-- Start Material --

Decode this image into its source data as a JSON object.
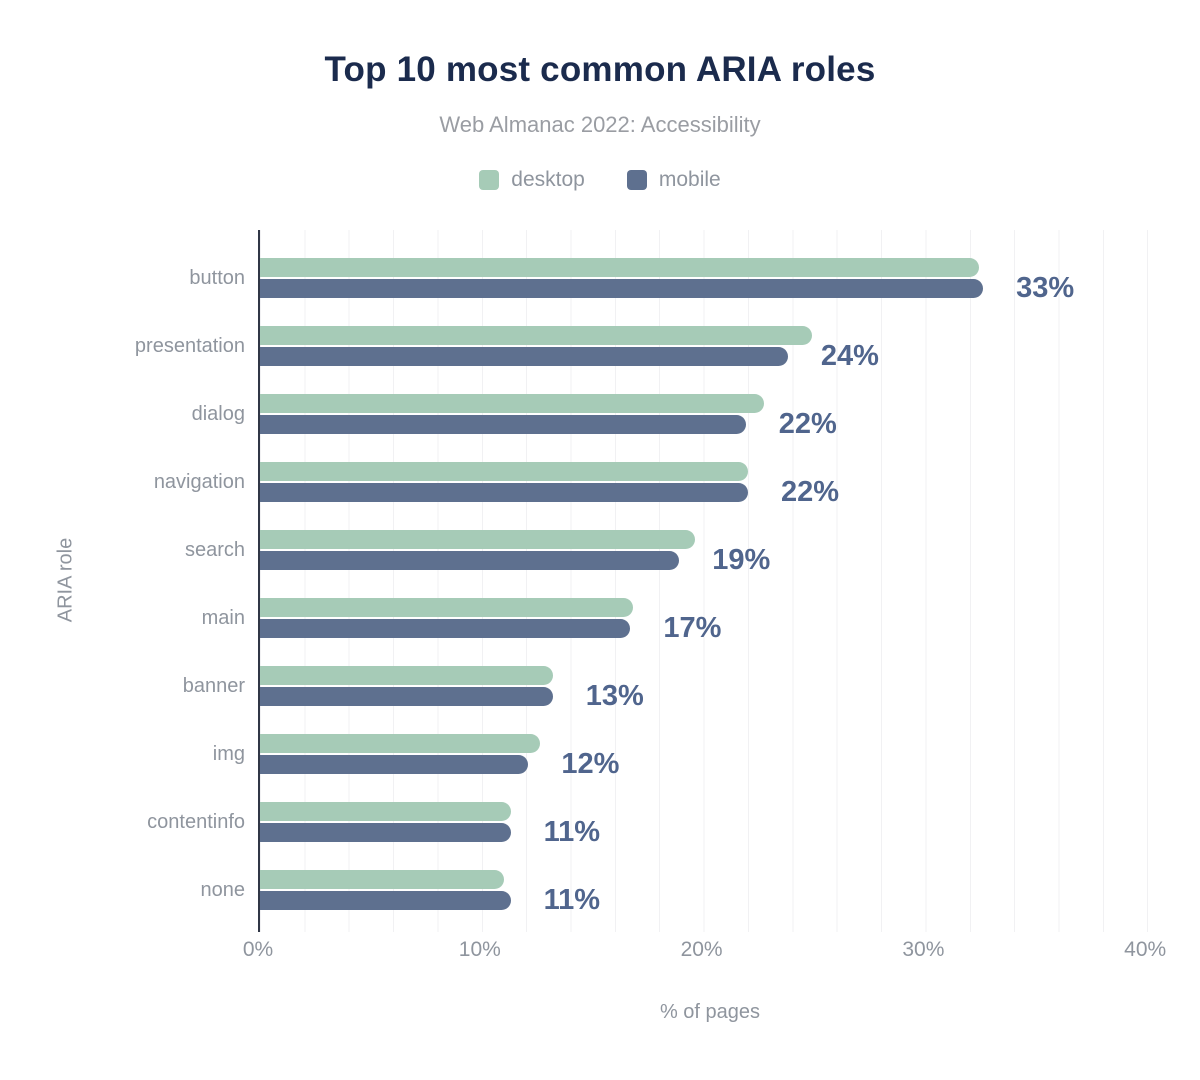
{
  "title": "Top 10 most common ARIA roles",
  "subtitle": "Web Almanac 2022: Accessibility",
  "legend": {
    "items": [
      {
        "label": "desktop",
        "color": "#a6cbb7"
      },
      {
        "label": "mobile",
        "color": "#5e708f"
      }
    ]
  },
  "x_axis": {
    "title": "% of pages",
    "ticks": [
      {
        "label": "0%",
        "value": 0
      },
      {
        "label": "10%",
        "value": 10
      },
      {
        "label": "20%",
        "value": 20
      },
      {
        "label": "30%",
        "value": 30
      },
      {
        "label": "40%",
        "value": 40
      }
    ],
    "max": 40.8,
    "gridline_step_pct": 2
  },
  "y_axis": {
    "title": "ARIA role"
  },
  "chart_data": {
    "type": "bar",
    "orientation": "horizontal",
    "title": "Top 10 most common ARIA roles",
    "subtitle": "Web Almanac 2022: Accessibility",
    "xlabel": "% of pages",
    "ylabel": "ARIA role",
    "xlim": [
      0,
      40.8
    ],
    "grid": "vertical, every 2%",
    "legend_position": "top",
    "categories": [
      "button",
      "presentation",
      "dialog",
      "navigation",
      "search",
      "main",
      "banner",
      "img",
      "contentinfo",
      "none"
    ],
    "series": [
      {
        "name": "desktop",
        "color": "#a6cbb7",
        "values": [
          32.4,
          24.9,
          22.7,
          22.0,
          19.6,
          16.8,
          13.2,
          12.6,
          11.3,
          11.0
        ]
      },
      {
        "name": "mobile",
        "color": "#5e708f",
        "values": [
          32.6,
          23.8,
          21.9,
          22.0,
          18.9,
          16.7,
          13.2,
          12.1,
          11.3,
          11.3
        ]
      }
    ],
    "data_labels": [
      "33%",
      "24%",
      "22%",
      "22%",
      "19%",
      "17%",
      "13%",
      "12%",
      "11%",
      "11%"
    ]
  },
  "colors": {
    "title_text": "#1b2b4d",
    "muted_text": "#8f959e",
    "subtitle_text": "#9a9da3",
    "value_label_text": "#50658d",
    "axis_line": "#303646",
    "gridline": "#f1f1f3",
    "background": "#ffffff"
  }
}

-- End Material --

* _What you will do_
From the data, collect all lines where the string "common" appears.

* _Problem solution_
  "title": "Top 10 most common ARIA roles",
    "title": "Top 10 most common ARIA roles",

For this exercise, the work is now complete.